[Begin Extracted text]
It was recently reported that a Florida sheriff confirmed that the will of Don Lewis, Carole Baskin of Tiger King fame’s missing husband, was “100 percent” forged.   WTSP.com reported that the signature on Lewis’ will appears to have been traced from his marriage record and that, according to Hillsborough County Sheriff Chad Chronister, “the problem was that the statute of limitations had expired for any crime related to the will.” It appears that the sheriff was commenting on the statute of limitations for criminal prosecution for crimes related to the will.  But does that mean that it is too late to challenge the will itself?

It was reported that estate of Carole Baskin’s husband is believed to have been worth up to $10 million, and was left to Carole Baskin in the will, while the rest of Lewis’ family was cut out.
[End Extracted text]
[Begin Data excerpt]
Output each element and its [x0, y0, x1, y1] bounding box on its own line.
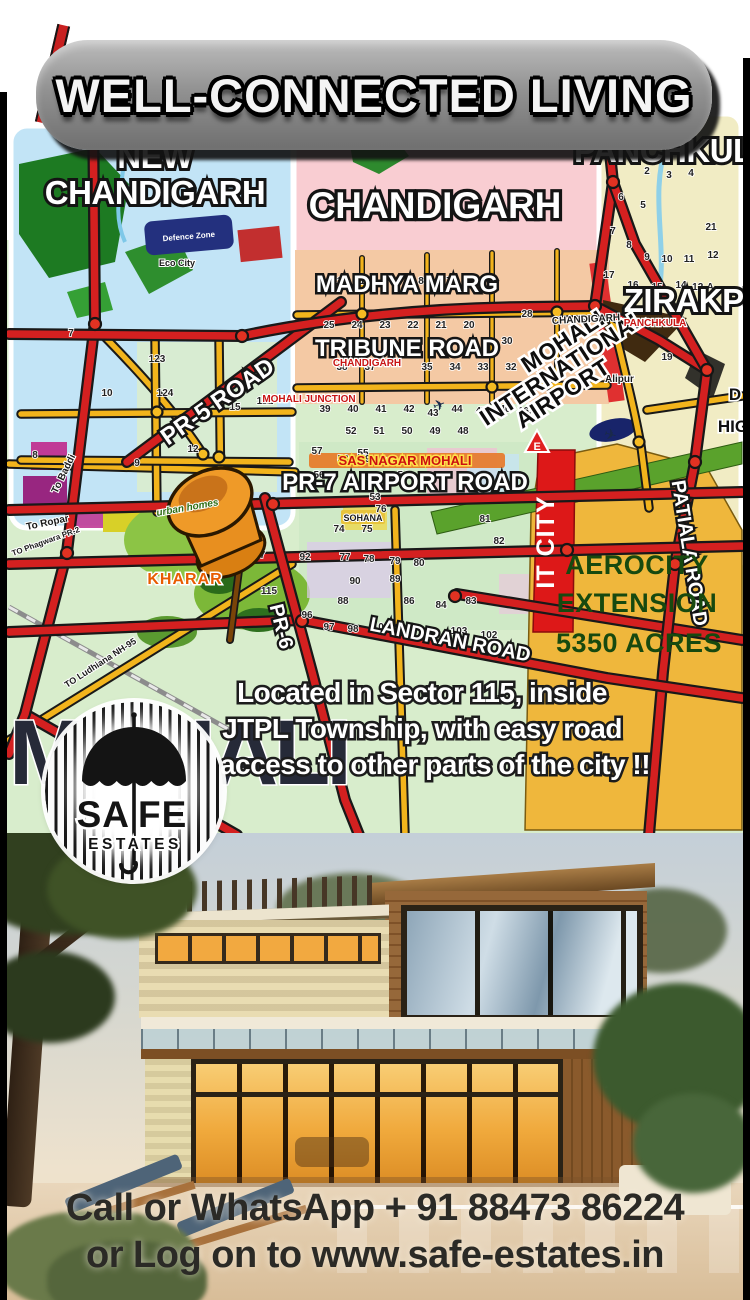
[End Data excerpt]
**Tasks to complete**
A. List every person named in the article on the Don Lewis will.
B. Answer these questions using the article on the Don Lewis will:
(i) According to the sheriff, what had expired for any crime related to the will?
(ii) From which record does the signature on the will appear to have been traced?
(iii) Up to what amount was the estate believed to be worth?
C. Carry on the article on the Don Lewis will from its last sentence.
The material shown is separate from the article on the Don Lewis will and has no connection to it.

**Results for the exercise**
A. Don Lewis, Carole Baskin, Chad Chronister

B.
(i) The statute of limitations
(ii) His marriage record
(iii) $10 million

C.
Although a case was opened and pursued in Hillsborough County, Florida, and a copy of the will was filed, it is unclear whether the will was actually admitted to probate, or who received notice.  It is clear that an order was entered determining that Lewis was deceased in 2002.

Do Don Lewis’ Heirs Have A Claim For Tortious Interference With An Expectancy Of Inheritance In Florida?

If Don Lewis had children or other descendants who would have been entitled to a share of his intestate estate with his surviving spouse, Carole Baskin, could they bring a claim for tortious interference with an expectancy of inheritance?

Under Florida law, when a decedent who is survived by a spouse has descendants that are not also descendants of the surviving spouse, the descendants are entitled to a 50% share of the intestate estate.  The surviving spouse gets the other 50%.  To state a claim for tortious interference with an expectancy of inheritance, the elements are:

  1. the existence of an expectancy;
  2. intentional interference with the expectancy through tortuous conduct;
  3. causation; and,
  4. damages

If Lewis’ descendants had adequate relief in the probate proceedings, then they would be required to exhaust that relief before bringing a tortious interference claim.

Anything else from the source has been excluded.